■ **Stated task**
Go through the entries and transcribe each one exactly, dropping the pictures.

[BEGIN]

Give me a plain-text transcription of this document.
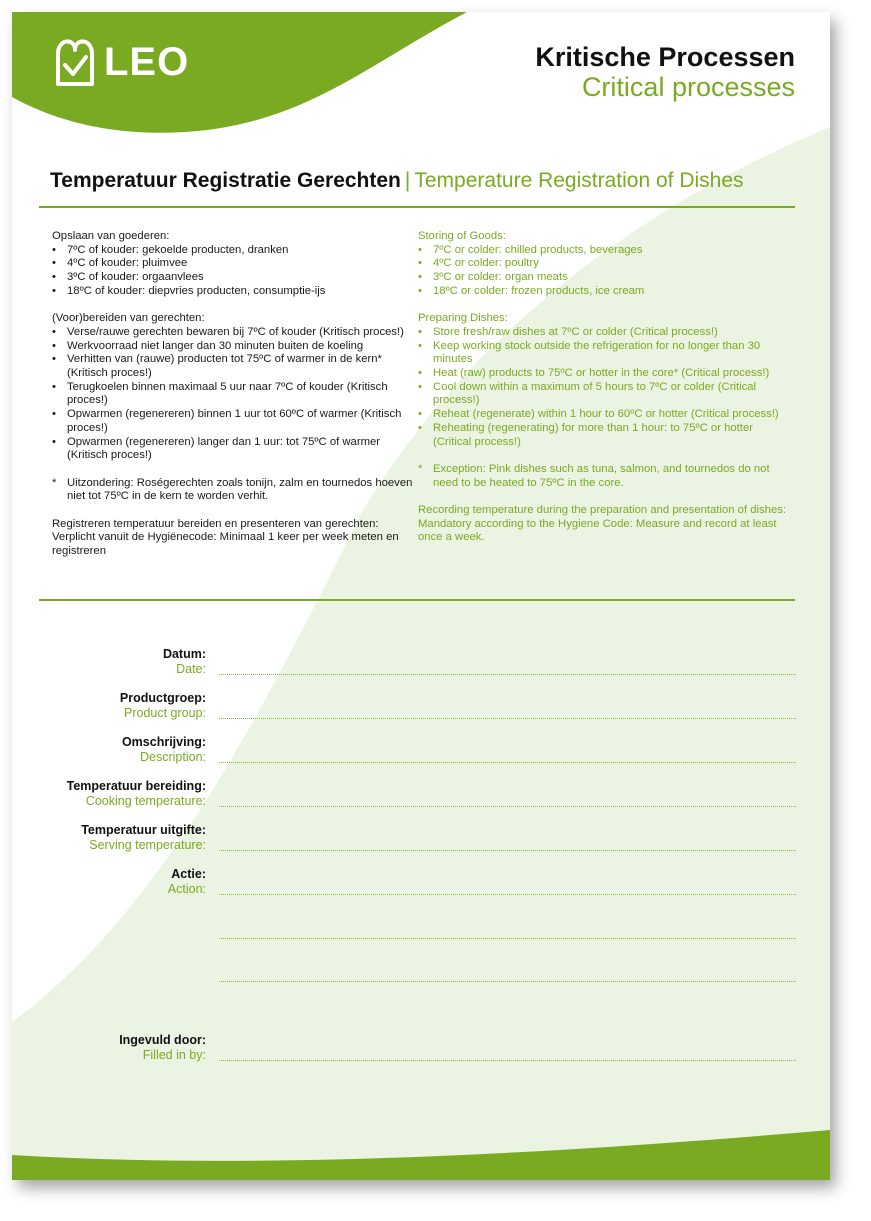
LEO	Kritische Processen
Critical processes
Temperatuur Registratie Gerechten | Temperature Registration of Dishes
Opslaan van goederen:
• 7ºC of kouder: gekoelde producten, dranken
• 4ºC of kouder: pluimvee
• 3ºC of kouder: orgaanvlees
• 18ºC of kouder: diepvries producten, consumptie-ijs
(Voor)bereiden van gerechten:
• Verse/rauwe gerechten bewaren bij 7ºC of kouder (Kritisch proces!)
• Werkvoorraad niet langer dan 30 minuten buiten de koeling
• Verhitten van (rauwe) producten tot 75ºC of warmer in de kern* (Kritisch proces!)
• Terugkoelen binnen maximaal 5 uur naar 7ºC of kouder (Kritisch proces!)
• Opwarmen (regenereren) binnen 1 uur tot 60ºC of warmer (Kritisch proces!)
• Opwarmen (regenereren) langer dan 1 uur: tot 75ºC of warmer (Kritisch proces!)
* Uitzondering: Roségerechten zoals tonijn, zalm en tournedos hoeven niet tot 75ºC in de kern te worden verhit.
Registreren temperatuur bereiden en presenteren van gerechten: Verplicht vanuit de Hygiënecode: Minimaal 1 keer per week meten en registreren
Storing of Goods:
• 7ºC or colder: chilled products, beverages
• 4ºC or colder: poultry
• 3ºC or colder: organ meats
• 18ºC or colder: frozen products, ice cream
Preparing Dishes:
• Store fresh/raw dishes at 7ºC or colder (Critical process!)
• Keep working stock outside the refrigeration for no longer than 30 minutes
• Heat (raw) products to 75ºC or hotter in the core* (Critical process!)
• Cool down within a maximum of 5 hours to 7ºC or colder (Critical process!)
• Reheat (regenerate) within 1 hour to 60ºC or hotter (Critical process!)
• Reheating (regenerating) for more than 1 hour: to 75ºC or hotter (Critical process!)
* Exception: Pink dishes such as tuna, salmon, and tournedos do not need to be heated to 75ºC in the core.
Recording temperature during the preparation and presentation of dishes: Mandatory according to the Hygiene Code: Measure and record at least once a week.
Datum:
Date:
Productgroep:
Product group:
Omschrijving:
Description:
Temperatuur bereiding:
Cooking temperature:
Temperatuur uitgifte:
Serving temperature:
Actie:
Action:
Ingevuld door:
Filled in by:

[END]

■ **Answer for the task**
Give me a plain-text transcription of this document.
LEO	Kritische Processen
Critical processes
Temperatuur Registratie Gerechten | Temperature Registration of Dishes
Opslaan van goederen:
• 7ºC of kouder: gekoelde producten, dranken
• 4ºC of kouder: pluimvee
• 3ºC of kouder: orgaanvlees
• 18ºC of kouder: diepvries producten, consumptie-ijs
(Voor)bereiden van gerechten:
• Verse/rauwe gerechten bewaren bij 7ºC of kouder (Kritisch proces!)
• Werkvoorraad niet langer dan 30 minuten buiten de koeling
• Verhitten van (rauwe) producten tot 75ºC of warmer in de kern* (Kritisch proces!)
• Terugkoelen binnen maximaal 5 uur naar 7ºC of kouder (Kritisch proces!)
• Opwarmen (regenereren) binnen 1 uur tot 60ºC of warmer (Kritisch proces!)
• Opwarmen (regenereren) langer dan 1 uur: tot 75ºC of warmer (Kritisch proces!)
* Uitzondering: Roségerechten zoals tonijn, zalm en tournedos hoeven niet tot 75ºC in de kern te worden verhit.
Registreren temperatuur bereiden en presenteren van gerechten: Verplicht vanuit de Hygiënecode: Minimaal 1 keer per week meten en registreren
Storing of Goods:
• 7ºC or colder: chilled products, beverages
• 4ºC or colder: poultry
• 3ºC or colder: organ meats
• 18ºC or colder: frozen products, ice cream
Preparing Dishes:
• Store fresh/raw dishes at 7ºC or colder (Critical process!)
• Keep working stock outside the refrigeration for no longer than 30 minutes
• Heat (raw) products to 75ºC or hotter in the core* (Critical process!)
• Cool down within a maximum of 5 hours to 7ºC or colder (Critical process!)
• Reheat (regenerate) within 1 hour to 60ºC or hotter (Critical process!)
• Reheating (regenerating) for more than 1 hour: to 75ºC or hotter (Critical process!)
* Exception: Pink dishes such as tuna, salmon, and tournedos do not need to be heated to 75ºC in the core.
Recording temperature during the preparation and presentation of dishes: Mandatory according to the Hygiene Code: Measure and record at least once a week.
Datum:
Date:
Productgroep:
Product group:
Omschrijving:
Description:
Temperatuur bereiding:
Cooking temperature:
Temperatuur uitgifte:
Serving temperature:
Actie:
Action:
Ingevuld door:
Filled in by:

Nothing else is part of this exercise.